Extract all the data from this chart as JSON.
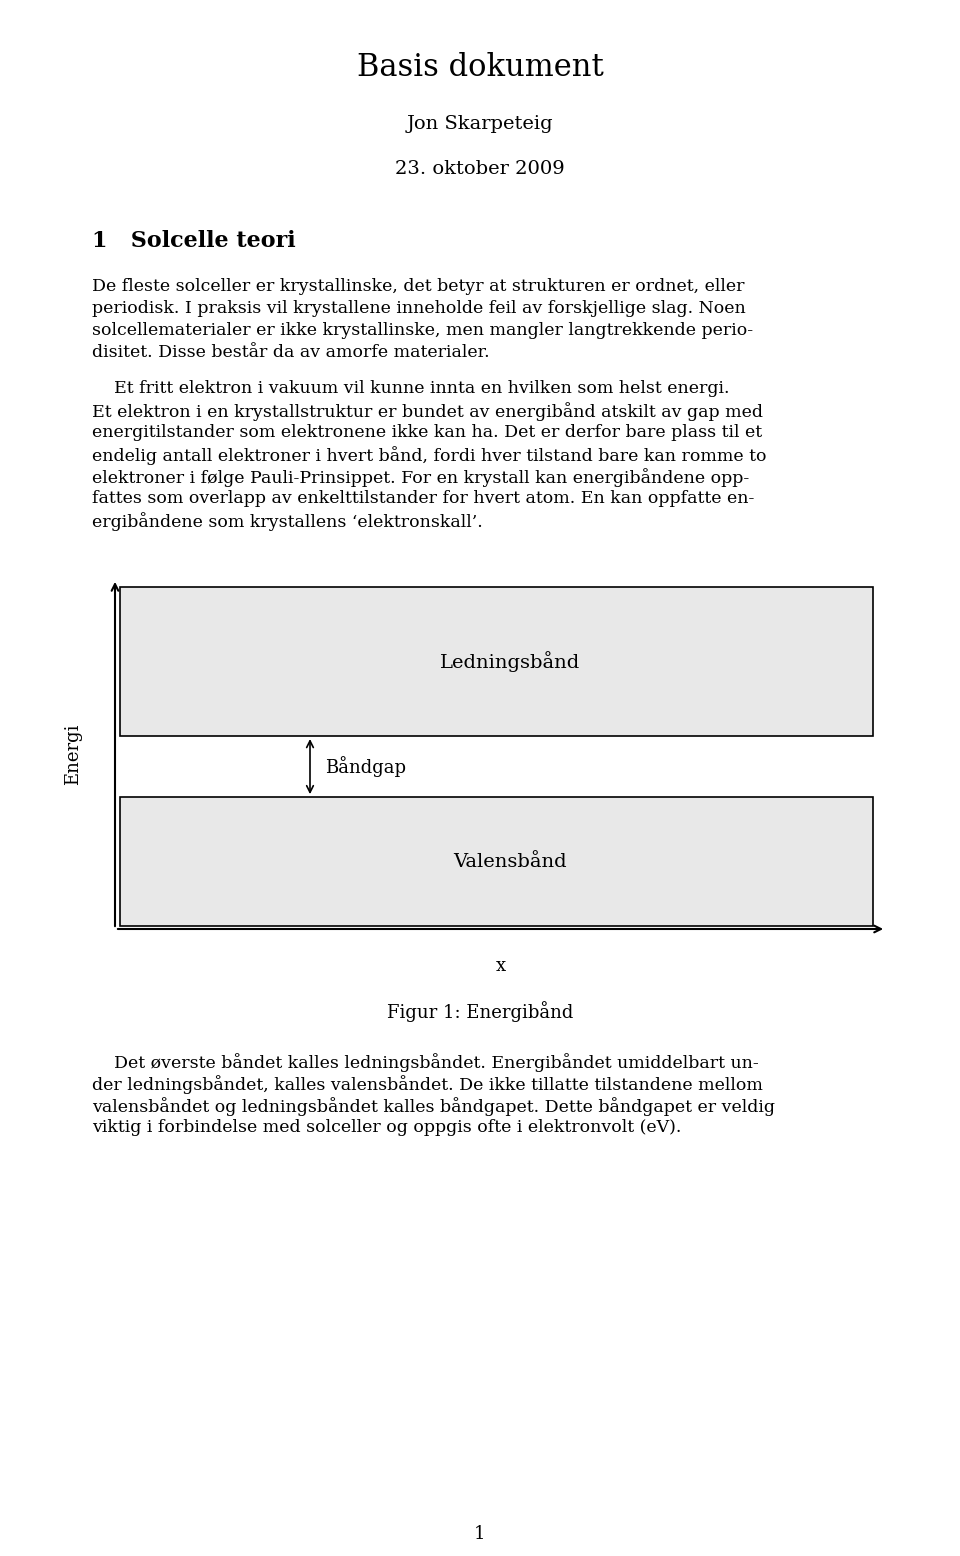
{
  "title": "Basis dokument",
  "author": "Jon Skarpeteig",
  "date": "23. oktober 2009",
  "section": "1   Solcelle teori",
  "para1_lines": [
    "De fleste solceller er krystallinske, det betyr at strukturen er ordnet, eller",
    "periodisk. I praksis vil krystallene inneholde feil av forskjellige slag. Noen",
    "solcellematerialer er ikke krystallinske, men mangler langtrekkende perio-",
    "disitet. Disse består da av amorfe materialer."
  ],
  "para2_lines": [
    "    Et fritt elektron i vakuum vil kunne innta en hvilken som helst energi.",
    "Et elektron i en krystallstruktur er bundet av energibånd atskilt av gap med",
    "energitilstander som elektronene ikke kan ha. Det er derfor bare plass til et",
    "endelig antall elektroner i hvert bånd, fordi hver tilstand bare kan romme to",
    "elektroner i følge Pauli-Prinsippet. For en krystall kan energibåndene opp-",
    "fattes som overlapp av enkelttilstander for hvert atom. En kan oppfatte en-",
    "ergibåndene som krystallens ‘elektronskall’."
  ],
  "para3_lines": [
    "    Det øverste båndet kalles ledningsbåndet. Energibåndet umiddelbart un-",
    "der ledningsbåndet, kalles valensbåndet. De ikke tillatte tilstandene mellom",
    "valensbåndet og ledningsbåndet kalles båndgapet. Dette båndgapet er veldig",
    "viktig i forbindelse med solceller og oppgis ofte i elektronvolt (eV)."
  ],
  "ledningsband_label": "Ledningsbånd",
  "bandgap_label": "Båndgap",
  "valensband_label": "Valensbånd",
  "x_label": "x",
  "y_label": "Energi",
  "figure_caption": "Figur 1: Energibånd",
  "page_number": "1",
  "band_fill_color": "#e8e8e8",
  "band_edge_color": "#000000",
  "background_color": "#ffffff",
  "text_color": "#000000",
  "body_fontsize": 12.5,
  "title_fontsize": 22,
  "author_fontsize": 14,
  "date_fontsize": 14,
  "section_fontsize": 16,
  "label_fontsize": 14,
  "caption_fontsize": 13
}
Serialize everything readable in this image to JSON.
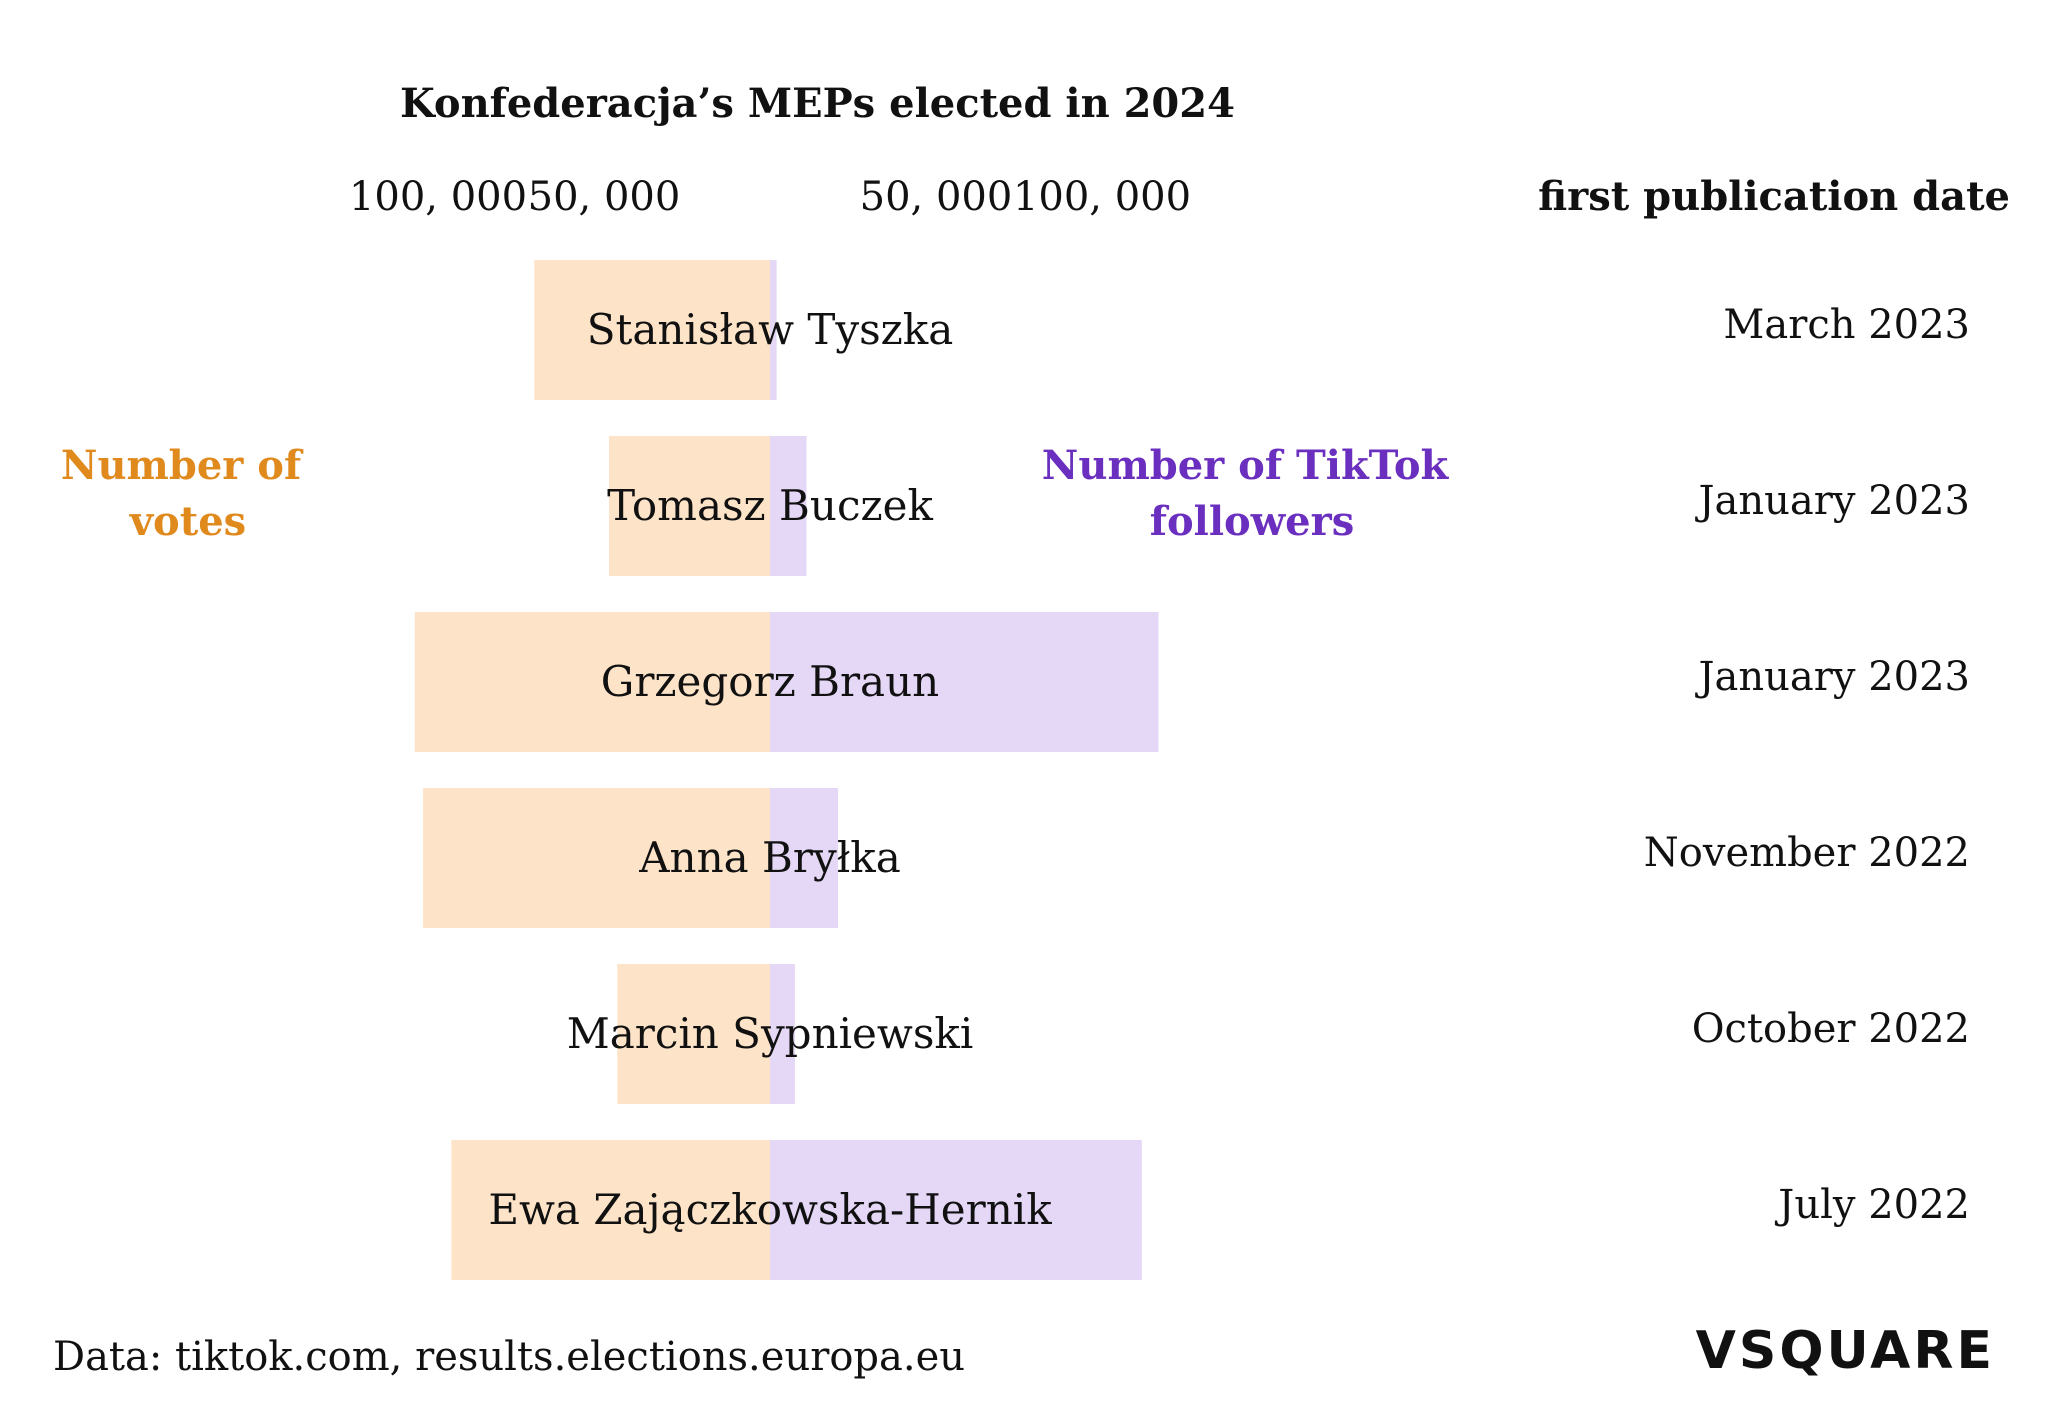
{
  "chart_data": {
    "type": "bar",
    "title": "Konfederacja’s MEPs elected in 2024",
    "left_series": {
      "name": "Number of votes",
      "label_lines": [
        "Number of",
        "votes"
      ],
      "color": "#FDE4C8",
      "label_color": "#E08A1E"
    },
    "right_series": {
      "name": "Number of TikTok followers",
      "label_lines": [
        "Number of TikTok",
        "followers"
      ],
      "color": "#E5D7F6",
      "label_color": "#6B2FBF"
    },
    "left_ticks": [
      {
        "value": 100000,
        "label": "100, 000"
      },
      {
        "value": 50000,
        "label": "50, 000"
      }
    ],
    "right_ticks": [
      {
        "value": 50000,
        "label": "50, 000"
      },
      {
        "value": 100000,
        "label": "100, 000"
      }
    ],
    "date_header": "first publication date",
    "rows": [
      {
        "name": "Stanisław Tyszka",
        "votes": 71000,
        "followers": 2000,
        "date": "March 2023"
      },
      {
        "name": "Tomasz Buczek",
        "votes": 48500,
        "followers": 11000,
        "date": "January 2023"
      },
      {
        "name": "Grzegorz Braun",
        "votes": 107000,
        "followers": 117000,
        "date": "January 2023"
      },
      {
        "name": "Anna Bryłka",
        "votes": 104500,
        "followers": 20500,
        "date": "November 2022"
      },
      {
        "name": "Marcin Sypniewski",
        "votes": 46000,
        "followers": 7500,
        "date": "October 2022"
      },
      {
        "name": "Ewa Zajączkowska-Hernik",
        "votes": 96000,
        "followers": 112000,
        "date": "July 2022"
      }
    ],
    "source": "Data: tiktok.com, results.elections.europa.eu",
    "logo": "VSQUARE"
  }
}
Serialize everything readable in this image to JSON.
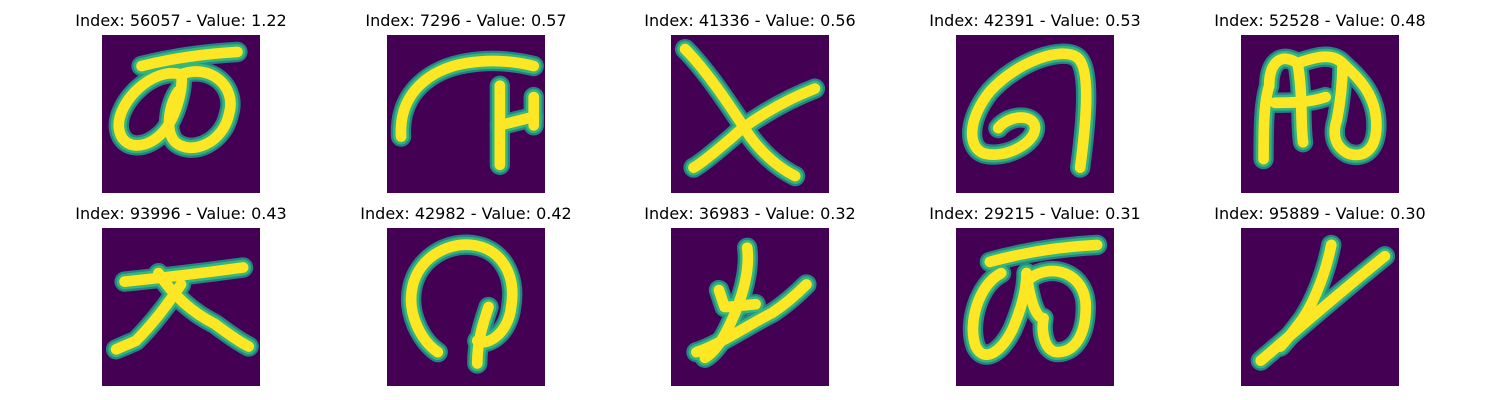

━━━━━━━━━━

• Requirements: Copy each line of the entries that includes the word "ledningsbåndet".

• Reply to the task:
    "    Det øverste båndet kalles ledningsbåndet. Energibåndet umiddelbart un-",
    "der ledningsbåndet, kalles valensbåndet. De ikke tillatte tilstandene mellom",
    "valensbåndet og ledningsbåndet kalles båndgapet. Dette båndgapet er veldig",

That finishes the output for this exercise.